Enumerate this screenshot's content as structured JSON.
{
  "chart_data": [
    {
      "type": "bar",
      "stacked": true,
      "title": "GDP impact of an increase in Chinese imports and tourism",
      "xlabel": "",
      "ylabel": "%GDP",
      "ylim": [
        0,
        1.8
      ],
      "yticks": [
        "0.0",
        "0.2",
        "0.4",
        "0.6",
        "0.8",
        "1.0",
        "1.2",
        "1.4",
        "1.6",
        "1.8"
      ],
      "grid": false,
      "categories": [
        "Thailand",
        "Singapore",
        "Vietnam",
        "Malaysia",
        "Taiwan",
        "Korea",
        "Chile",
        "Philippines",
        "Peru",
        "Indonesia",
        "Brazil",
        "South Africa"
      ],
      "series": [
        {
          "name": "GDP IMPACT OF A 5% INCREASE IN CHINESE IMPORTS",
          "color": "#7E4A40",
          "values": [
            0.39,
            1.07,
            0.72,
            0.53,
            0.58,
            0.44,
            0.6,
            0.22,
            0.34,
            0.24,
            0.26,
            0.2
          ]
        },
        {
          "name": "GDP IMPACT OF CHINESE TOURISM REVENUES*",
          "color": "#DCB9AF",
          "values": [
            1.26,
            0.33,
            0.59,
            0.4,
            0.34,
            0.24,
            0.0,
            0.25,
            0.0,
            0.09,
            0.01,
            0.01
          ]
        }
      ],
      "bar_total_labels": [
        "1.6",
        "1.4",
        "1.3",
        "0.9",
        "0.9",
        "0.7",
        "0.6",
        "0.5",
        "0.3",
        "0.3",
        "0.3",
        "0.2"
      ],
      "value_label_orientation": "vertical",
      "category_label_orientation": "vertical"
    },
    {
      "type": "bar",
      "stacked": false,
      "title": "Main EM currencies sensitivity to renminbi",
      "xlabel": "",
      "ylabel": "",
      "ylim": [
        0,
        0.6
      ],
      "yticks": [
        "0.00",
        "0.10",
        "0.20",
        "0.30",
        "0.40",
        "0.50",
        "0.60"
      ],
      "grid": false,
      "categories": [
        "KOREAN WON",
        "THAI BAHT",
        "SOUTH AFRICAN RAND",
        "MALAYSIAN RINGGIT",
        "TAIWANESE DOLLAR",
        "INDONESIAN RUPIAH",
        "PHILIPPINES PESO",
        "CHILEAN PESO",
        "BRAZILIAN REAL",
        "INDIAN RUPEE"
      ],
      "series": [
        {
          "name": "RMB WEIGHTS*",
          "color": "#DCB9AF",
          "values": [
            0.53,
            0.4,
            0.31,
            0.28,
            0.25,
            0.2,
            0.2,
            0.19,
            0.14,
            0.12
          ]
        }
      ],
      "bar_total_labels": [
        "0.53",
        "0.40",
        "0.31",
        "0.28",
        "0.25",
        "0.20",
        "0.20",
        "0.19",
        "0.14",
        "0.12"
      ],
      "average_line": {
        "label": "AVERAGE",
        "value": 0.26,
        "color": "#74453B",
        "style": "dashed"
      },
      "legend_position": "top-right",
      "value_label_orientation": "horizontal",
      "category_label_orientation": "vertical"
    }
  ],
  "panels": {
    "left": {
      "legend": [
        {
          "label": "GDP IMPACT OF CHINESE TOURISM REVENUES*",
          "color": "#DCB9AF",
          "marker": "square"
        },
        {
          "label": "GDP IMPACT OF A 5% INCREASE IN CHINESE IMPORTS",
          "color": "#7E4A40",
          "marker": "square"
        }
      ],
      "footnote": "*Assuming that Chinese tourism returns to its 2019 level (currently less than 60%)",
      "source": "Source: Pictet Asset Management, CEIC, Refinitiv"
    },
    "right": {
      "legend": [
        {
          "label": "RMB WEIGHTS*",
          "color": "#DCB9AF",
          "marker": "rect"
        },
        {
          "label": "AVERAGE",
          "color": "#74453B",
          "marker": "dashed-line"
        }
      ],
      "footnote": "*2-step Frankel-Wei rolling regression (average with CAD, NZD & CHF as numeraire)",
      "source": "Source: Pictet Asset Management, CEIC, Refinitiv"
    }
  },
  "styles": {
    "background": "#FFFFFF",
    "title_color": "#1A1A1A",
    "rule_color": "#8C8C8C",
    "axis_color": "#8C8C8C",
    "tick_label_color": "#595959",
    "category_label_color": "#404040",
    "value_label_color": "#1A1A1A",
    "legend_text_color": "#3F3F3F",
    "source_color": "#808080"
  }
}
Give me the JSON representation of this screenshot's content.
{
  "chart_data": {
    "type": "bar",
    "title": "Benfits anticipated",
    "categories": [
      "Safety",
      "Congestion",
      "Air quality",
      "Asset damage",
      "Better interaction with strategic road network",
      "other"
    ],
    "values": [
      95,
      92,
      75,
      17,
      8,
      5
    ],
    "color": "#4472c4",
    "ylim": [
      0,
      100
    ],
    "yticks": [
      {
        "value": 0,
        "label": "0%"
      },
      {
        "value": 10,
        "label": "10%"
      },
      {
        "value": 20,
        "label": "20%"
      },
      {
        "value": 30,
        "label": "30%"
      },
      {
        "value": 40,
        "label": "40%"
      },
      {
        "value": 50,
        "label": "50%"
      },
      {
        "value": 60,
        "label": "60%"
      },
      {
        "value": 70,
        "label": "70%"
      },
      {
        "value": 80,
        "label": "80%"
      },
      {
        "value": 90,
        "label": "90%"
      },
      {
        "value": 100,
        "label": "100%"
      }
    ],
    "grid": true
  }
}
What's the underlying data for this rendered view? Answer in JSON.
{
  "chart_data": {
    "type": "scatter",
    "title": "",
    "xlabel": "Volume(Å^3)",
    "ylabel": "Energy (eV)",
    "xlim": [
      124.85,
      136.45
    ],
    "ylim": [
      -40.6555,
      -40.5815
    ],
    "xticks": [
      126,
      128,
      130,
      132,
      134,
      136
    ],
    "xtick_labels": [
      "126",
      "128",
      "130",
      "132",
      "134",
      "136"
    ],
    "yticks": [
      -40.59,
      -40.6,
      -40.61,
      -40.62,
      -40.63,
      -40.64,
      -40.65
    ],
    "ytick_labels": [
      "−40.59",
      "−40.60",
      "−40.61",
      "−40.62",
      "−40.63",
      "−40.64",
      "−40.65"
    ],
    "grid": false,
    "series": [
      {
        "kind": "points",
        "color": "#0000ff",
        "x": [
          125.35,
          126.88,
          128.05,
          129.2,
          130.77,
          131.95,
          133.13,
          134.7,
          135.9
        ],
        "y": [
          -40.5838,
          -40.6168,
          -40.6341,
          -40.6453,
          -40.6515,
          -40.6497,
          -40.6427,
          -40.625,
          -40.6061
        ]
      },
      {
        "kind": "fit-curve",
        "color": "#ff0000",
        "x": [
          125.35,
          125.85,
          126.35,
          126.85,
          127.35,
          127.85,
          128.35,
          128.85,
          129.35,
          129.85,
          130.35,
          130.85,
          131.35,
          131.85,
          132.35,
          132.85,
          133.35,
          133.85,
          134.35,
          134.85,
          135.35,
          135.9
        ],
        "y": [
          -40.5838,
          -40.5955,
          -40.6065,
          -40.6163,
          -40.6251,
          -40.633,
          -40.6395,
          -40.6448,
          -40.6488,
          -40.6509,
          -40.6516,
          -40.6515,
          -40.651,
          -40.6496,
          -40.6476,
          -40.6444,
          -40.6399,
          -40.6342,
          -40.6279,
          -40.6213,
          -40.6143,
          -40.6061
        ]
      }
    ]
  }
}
☆ ☆ ☆ ☆
Aim of the exercise >>
Print the listing above in full, exactly as it is.

Written solution >>
Enumerate this screenshot's content as structured JSON.
{
  "chart_data": [
    {
      "type": "bar",
      "stacked": true,
      "title": "GDP impact of an increase in Chinese imports and tourism",
      "xlabel": "",
      "ylabel": "%GDP",
      "ylim": [
        0,
        1.8
      ],
      "yticks": [
        "0.0",
        "0.2",
        "0.4",
        "0.6",
        "0.8",
        "1.0",
        "1.2",
        "1.4",
        "1.6",
        "1.8"
      ],
      "grid": false,
      "categories": [
        "Thailand",
        "Singapore",
        "Vietnam",
        "Malaysia",
        "Taiwan",
        "Korea",
        "Chile",
        "Philippines",
        "Peru",
        "Indonesia",
        "Brazil",
        "South Africa"
      ],
      "series": [
        {
          "name": "GDP IMPACT OF A 5% INCREASE IN CHINESE IMPORTS",
          "color": "#7E4A40",
          "values": [
            0.39,
            1.07,
            0.72,
            0.53,
            0.58,
            0.44,
            0.6,
            0.22,
            0.34,
            0.24,
            0.26,
            0.2
          ]
        },
        {
          "name": "GDP IMPACT OF CHINESE TOURISM REVENUES*",
          "color": "#DCB9AF",
          "values": [
            1.26,
            0.33,
            0.59,
            0.4,
            0.34,
            0.24,
            0.0,
            0.25,
            0.0,
            0.09,
            0.01,
            0.01
          ]
        }
      ],
      "bar_total_labels": [
        "1.6",
        "1.4",
        "1.3",
        "0.9",
        "0.9",
        "0.7",
        "0.6",
        "0.5",
        "0.3",
        "0.3",
        "0.3",
        "0.2"
      ],
      "value_label_orientation": "vertical",
      "category_label_orientation": "vertical"
    },
    {
      "type": "bar",
      "stacked": false,
      "title": "Main EM currencies sensitivity to renminbi",
      "xlabel": "",
      "ylabel": "",
      "ylim": [
        0,
        0.6
      ],
      "yticks": [
        "0.00",
        "0.10",
        "0.20",
        "0.30",
        "0.40",
        "0.50",
        "0.60"
      ],
      "grid": false,
      "categories": [
        "KOREAN WON",
        "THAI BAHT",
        "SOUTH AFRICAN RAND",
        "MALAYSIAN RINGGIT",
        "TAIWANESE DOLLAR",
        "INDONESIAN RUPIAH",
        "PHILIPPINES PESO",
        "CHILEAN PESO",
        "BRAZILIAN REAL",
        "INDIAN RUPEE"
      ],
      "series": [
        {
          "name": "RMB WEIGHTS*",
          "color": "#DCB9AF",
          "values": [
            0.53,
            0.4,
            0.31,
            0.28,
            0.25,
            0.2,
            0.2,
            0.19,
            0.14,
            0.12
          ]
        }
      ],
      "bar_total_labels": [
        "0.53",
        "0.40",
        "0.31",
        "0.28",
        "0.25",
        "0.20",
        "0.20",
        "0.19",
        "0.14",
        "0.12"
      ],
      "average_line": {
        "label": "AVERAGE",
        "value": 0.26,
        "color": "#74453B",
        "style": "dashed"
      },
      "legend_position": "top-right",
      "value_label_orientation": "horizontal",
      "category_label_orientation": "vertical"
    }
  ],
  "panels": {
    "left": {
      "legend": [
        {
          "label": "GDP IMPACT OF CHINESE TOURISM REVENUES*",
          "color": "#DCB9AF",
          "marker": "square"
        },
        {
          "label": "GDP IMPACT OF A 5% INCREASE IN CHINESE IMPORTS",
          "color": "#7E4A40",
          "marker": "square"
        }
      ],
      "footnote": "*Assuming that Chinese tourism returns to its 2019 level (currently less than 60%)",
      "source": "Source: Pictet Asset Management, CEIC, Refinitiv"
    },
    "right": {
      "legend": [
        {
          "label": "RMB WEIGHTS*",
          "color": "#DCB9AF",
          "marker": "rect"
        },
        {
          "label": "AVERAGE",
          "color": "#74453B",
          "marker": "dashed-line"
        }
      ],
      "footnote": "*2-step Frankel-Wei rolling regression (average with CAD, NZD & CHF as numeraire)",
      "source": "Source: Pictet Asset Management, CEIC, Refinitiv"
    }
  },
  "styles": {
    "background": "#FFFFFF",
    "title_color": "#1A1A1A",
    "rule_color": "#8C8C8C",
    "axis_color": "#8C8C8C",
    "tick_label_color": "#595959",
    "category_label_color": "#404040",
    "value_label_color": "#1A1A1A",
    "legend_text_color": "#3F3F3F",
    "source_color": "#808080"
  }
}
Give me the JSON representation of this screenshot's content.
{
  "chart_data": {
    "type": "bar",
    "title": "Benfits anticipated",
    "categories": [
      "Safety",
      "Congestion",
      "Air quality",
      "Asset damage",
      "Better interaction with strategic road network",
      "other"
    ],
    "values": [
      95,
      92,
      75,
      17,
      8,
      5
    ],
    "color": "#4472c4",
    "ylim": [
      0,
      100
    ],
    "yticks": [
      {
        "value": 0,
        "label": "0%"
      },
      {
        "value": 10,
        "label": "10%"
      },
      {
        "value": 20,
        "label": "20%"
      },
      {
        "value": 30,
        "label": "30%"
      },
      {
        "value": 40,
        "label": "40%"
      },
      {
        "value": 50,
        "label": "50%"
      },
      {
        "value": 60,
        "label": "60%"
      },
      {
        "value": 70,
        "label": "70%"
      },
      {
        "value": 80,
        "label": "80%"
      },
      {
        "value": 90,
        "label": "90%"
      },
      {
        "value": 100,
        "label": "100%"
      }
    ],
    "grid": true
  }
}
What's the underlying data for this rendered view? Answer in JSON.
{
  "chart_data": {
    "type": "scatter",
    "title": "",
    "xlabel": "Volume(Å^3)",
    "ylabel": "Energy (eV)",
    "xlim": [
      124.85,
      136.45
    ],
    "ylim": [
      -40.6555,
      -40.5815
    ],
    "xticks": [
      126,
      128,
      130,
      132,
      134,
      136
    ],
    "xtick_labels": [
      "126",
      "128",
      "130",
      "132",
      "134",
      "136"
    ],
    "yticks": [
      -40.59,
      -40.6,
      -40.61,
      -40.62,
      -40.63,
      -40.64,
      -40.65
    ],
    "ytick_labels": [
      "−40.59",
      "−40.60",
      "−40.61",
      "−40.62",
      "−40.63",
      "−40.64",
      "−40.65"
    ],
    "grid": false,
    "series": [
      {
        "kind": "points",
        "color": "#0000ff",
        "x": [
          125.35,
          126.88,
          128.05,
          129.2,
          130.77,
          131.95,
          133.13,
          134.7,
          135.9
        ],
        "y": [
          -40.5838,
          -40.6168,
          -40.6341,
          -40.6453,
          -40.6515,
          -40.6497,
          -40.6427,
          -40.625,
          -40.6061
        ]
      },
      {
        "kind": "fit-curve",
        "color": "#ff0000",
        "x": [
          125.35,
          125.85,
          126.35,
          126.85,
          127.35,
          127.85,
          128.35,
          128.85,
          129.35,
          129.85,
          130.35,
          130.85,
          131.35,
          131.85,
          132.35,
          132.85,
          133.35,
          133.85,
          134.35,
          134.85,
          135.35,
          135.9
        ],
        "y": [
          -40.5838,
          -40.5955,
          -40.6065,
          -40.6163,
          -40.6251,
          -40.633,
          -40.6395,
          -40.6448,
          -40.6488,
          -40.6509,
          -40.6516,
          -40.6515,
          -40.651,
          -40.6496,
          -40.6476,
          -40.6444,
          -40.6399,
          -40.6342,
          -40.6279,
          -40.6213,
          -40.6143,
          -40.6061
        ]
      }
    ]
  }
}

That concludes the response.